(Data records)
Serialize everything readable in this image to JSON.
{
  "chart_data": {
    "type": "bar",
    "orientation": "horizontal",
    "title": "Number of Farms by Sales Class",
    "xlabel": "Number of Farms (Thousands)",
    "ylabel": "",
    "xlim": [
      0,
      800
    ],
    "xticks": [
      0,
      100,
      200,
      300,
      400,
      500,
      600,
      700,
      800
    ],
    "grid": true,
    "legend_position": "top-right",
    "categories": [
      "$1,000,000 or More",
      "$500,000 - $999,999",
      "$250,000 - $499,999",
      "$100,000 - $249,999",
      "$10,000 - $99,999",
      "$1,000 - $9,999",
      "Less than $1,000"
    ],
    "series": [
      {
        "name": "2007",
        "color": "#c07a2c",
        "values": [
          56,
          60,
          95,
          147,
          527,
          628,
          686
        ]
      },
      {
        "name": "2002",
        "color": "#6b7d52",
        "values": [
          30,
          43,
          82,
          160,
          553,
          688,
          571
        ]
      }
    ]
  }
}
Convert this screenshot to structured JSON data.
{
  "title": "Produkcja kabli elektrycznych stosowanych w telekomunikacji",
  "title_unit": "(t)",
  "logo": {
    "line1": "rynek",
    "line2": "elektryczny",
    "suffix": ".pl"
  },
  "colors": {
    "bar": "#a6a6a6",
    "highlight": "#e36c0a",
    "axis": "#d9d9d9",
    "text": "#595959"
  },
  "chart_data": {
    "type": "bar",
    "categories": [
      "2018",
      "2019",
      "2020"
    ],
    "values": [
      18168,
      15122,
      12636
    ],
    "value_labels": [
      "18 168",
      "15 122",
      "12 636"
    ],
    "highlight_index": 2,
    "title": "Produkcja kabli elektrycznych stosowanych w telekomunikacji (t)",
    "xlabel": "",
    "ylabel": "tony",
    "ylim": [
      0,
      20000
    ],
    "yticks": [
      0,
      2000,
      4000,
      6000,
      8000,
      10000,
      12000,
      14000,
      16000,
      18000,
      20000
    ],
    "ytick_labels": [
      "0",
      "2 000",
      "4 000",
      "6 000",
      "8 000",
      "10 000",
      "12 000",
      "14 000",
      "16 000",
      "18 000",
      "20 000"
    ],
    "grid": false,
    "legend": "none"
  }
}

* **Exercise brief**: Reproduce each line of the material above precisely.

* **Problem solution**:
Serialize everything readable in this image to JSON.
{
  "chart_data": {
    "type": "bar",
    "orientation": "horizontal",
    "title": "Number of Farms by Sales Class",
    "xlabel": "Number of Farms (Thousands)",
    "ylabel": "",
    "xlim": [
      0,
      800
    ],
    "xticks": [
      0,
      100,
      200,
      300,
      400,
      500,
      600,
      700,
      800
    ],
    "grid": true,
    "legend_position": "top-right",
    "categories": [
      "$1,000,000 or More",
      "$500,000 - $999,999",
      "$250,000 - $499,999",
      "$100,000 - $249,999",
      "$10,000 - $99,999",
      "$1,000 - $9,999",
      "Less than $1,000"
    ],
    "series": [
      {
        "name": "2007",
        "color": "#c07a2c",
        "values": [
          56,
          60,
          95,
          147,
          527,
          628,
          686
        ]
      },
      {
        "name": "2002",
        "color": "#6b7d52",
        "values": [
          30,
          43,
          82,
          160,
          553,
          688,
          571
        ]
      }
    ]
  }
}
Convert this screenshot to structured JSON data.
{
  "title": "Produkcja kabli elektrycznych stosowanych w telekomunikacji",
  "title_unit": "(t)",
  "logo": {
    "line1": "rynek",
    "line2": "elektryczny",
    "suffix": ".pl"
  },
  "colors": {
    "bar": "#a6a6a6",
    "highlight": "#e36c0a",
    "axis": "#d9d9d9",
    "text": "#595959"
  },
  "chart_data": {
    "type": "bar",
    "categories": [
      "2018",
      "2019",
      "2020"
    ],
    "values": [
      18168,
      15122,
      12636
    ],
    "value_labels": [
      "18 168",
      "15 122",
      "12 636"
    ],
    "highlight_index": 2,
    "title": "Produkcja kabli elektrycznych stosowanych w telekomunikacji (t)",
    "xlabel": "",
    "ylabel": "tony",
    "ylim": [
      0,
      20000
    ],
    "yticks": [
      0,
      2000,
      4000,
      6000,
      8000,
      10000,
      12000,
      14000,
      16000,
      18000,
      20000
    ],
    "ytick_labels": [
      "0",
      "2 000",
      "4 000",
      "6 000",
      "8 000",
      "10 000",
      "12 000",
      "14 000",
      "16 000",
      "18 000",
      "20 000"
    ],
    "grid": false,
    "legend": "none"
  }
}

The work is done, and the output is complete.